# Records for this exercise:
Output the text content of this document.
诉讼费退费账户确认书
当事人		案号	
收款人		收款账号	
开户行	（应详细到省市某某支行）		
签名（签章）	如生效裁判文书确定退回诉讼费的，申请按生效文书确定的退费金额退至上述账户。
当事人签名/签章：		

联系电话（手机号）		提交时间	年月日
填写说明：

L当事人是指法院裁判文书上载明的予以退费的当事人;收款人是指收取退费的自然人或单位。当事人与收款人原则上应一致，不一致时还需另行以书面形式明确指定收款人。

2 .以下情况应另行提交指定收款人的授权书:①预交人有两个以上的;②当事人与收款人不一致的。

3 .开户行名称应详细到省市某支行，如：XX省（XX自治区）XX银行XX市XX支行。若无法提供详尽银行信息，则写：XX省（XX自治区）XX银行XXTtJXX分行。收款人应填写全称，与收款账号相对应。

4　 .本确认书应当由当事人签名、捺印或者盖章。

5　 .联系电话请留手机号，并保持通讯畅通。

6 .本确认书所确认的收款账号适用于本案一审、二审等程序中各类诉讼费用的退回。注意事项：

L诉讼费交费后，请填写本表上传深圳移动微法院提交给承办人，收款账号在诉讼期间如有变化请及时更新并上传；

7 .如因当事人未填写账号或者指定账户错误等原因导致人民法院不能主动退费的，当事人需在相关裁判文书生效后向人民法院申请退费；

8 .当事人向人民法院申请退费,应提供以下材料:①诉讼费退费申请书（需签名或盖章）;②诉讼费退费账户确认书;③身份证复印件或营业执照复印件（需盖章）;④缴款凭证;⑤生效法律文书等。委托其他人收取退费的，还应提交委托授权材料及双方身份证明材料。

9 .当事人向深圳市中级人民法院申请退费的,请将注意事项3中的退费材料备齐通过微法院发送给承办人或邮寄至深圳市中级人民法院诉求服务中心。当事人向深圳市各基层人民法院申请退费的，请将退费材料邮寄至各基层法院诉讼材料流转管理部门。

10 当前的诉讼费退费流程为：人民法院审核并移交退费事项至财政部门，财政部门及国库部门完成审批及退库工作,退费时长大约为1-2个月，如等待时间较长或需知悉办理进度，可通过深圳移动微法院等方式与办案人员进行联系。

# The task:
Extract each entry in full and write it down exactly.

# Exercise response:
Output the text content of this document.
诉讼费退费账户确认书
当事人		案号	
收款人		收款账号	
开户行	（应详细到省市某某支行）		
签名（签章）	如生效裁判文书确定退回诉讼费的，申请按生效文书确定的退费金额退至上述账户。
当事人签名/签章：		

联系电话（手机号）		提交时间	年月日
填写说明：

L当事人是指法院裁判文书上载明的予以退费的当事人;收款人是指收取退费的自然人或单位。当事人与收款人原则上应一致，不一致时还需另行以书面形式明确指定收款人。

2 .以下情况应另行提交指定收款人的授权书:①预交人有两个以上的;②当事人与收款人不一致的。

3 .开户行名称应详细到省市某支行，如：XX省（XX自治区）XX银行XX市XX支行。若无法提供详尽银行信息，则写：XX省（XX自治区）XX银行XXTtJXX分行。收款人应填写全称，与收款账号相对应。

4　 .本确认书应当由当事人签名、捺印或者盖章。

5　 .联系电话请留手机号，并保持通讯畅通。

6 .本确认书所确认的收款账号适用于本案一审、二审等程序中各类诉讼费用的退回。注意事项：

L诉讼费交费后，请填写本表上传深圳移动微法院提交给承办人，收款账号在诉讼期间如有变化请及时更新并上传；

7 .如因当事人未填写账号或者指定账户错误等原因导致人民法院不能主动退费的，当事人需在相关裁判文书生效后向人民法院申请退费；

8 .当事人向人民法院申请退费,应提供以下材料:①诉讼费退费申请书（需签名或盖章）;②诉讼费退费账户确认书;③身份证复印件或营业执照复印件（需盖章）;④缴款凭证;⑤生效法律文书等。委托其他人收取退费的，还应提交委托授权材料及双方身份证明材料。

9 .当事人向深圳市中级人民法院申请退费的,请将注意事项3中的退费材料备齐通过微法院发送给承办人或邮寄至深圳市中级人民法院诉求服务中心。当事人向深圳市各基层人民法院申请退费的，请将退费材料邮寄至各基层法院诉讼材料流转管理部门。

10 当前的诉讼费退费流程为：人民法院审核并移交退费事项至财政部门，财政部门及国库部门完成审批及退库工作,退费时长大约为1-2个月，如等待时间较长或需知悉办理进度，可通过深圳移动微法院等方式与办案人员进行联系。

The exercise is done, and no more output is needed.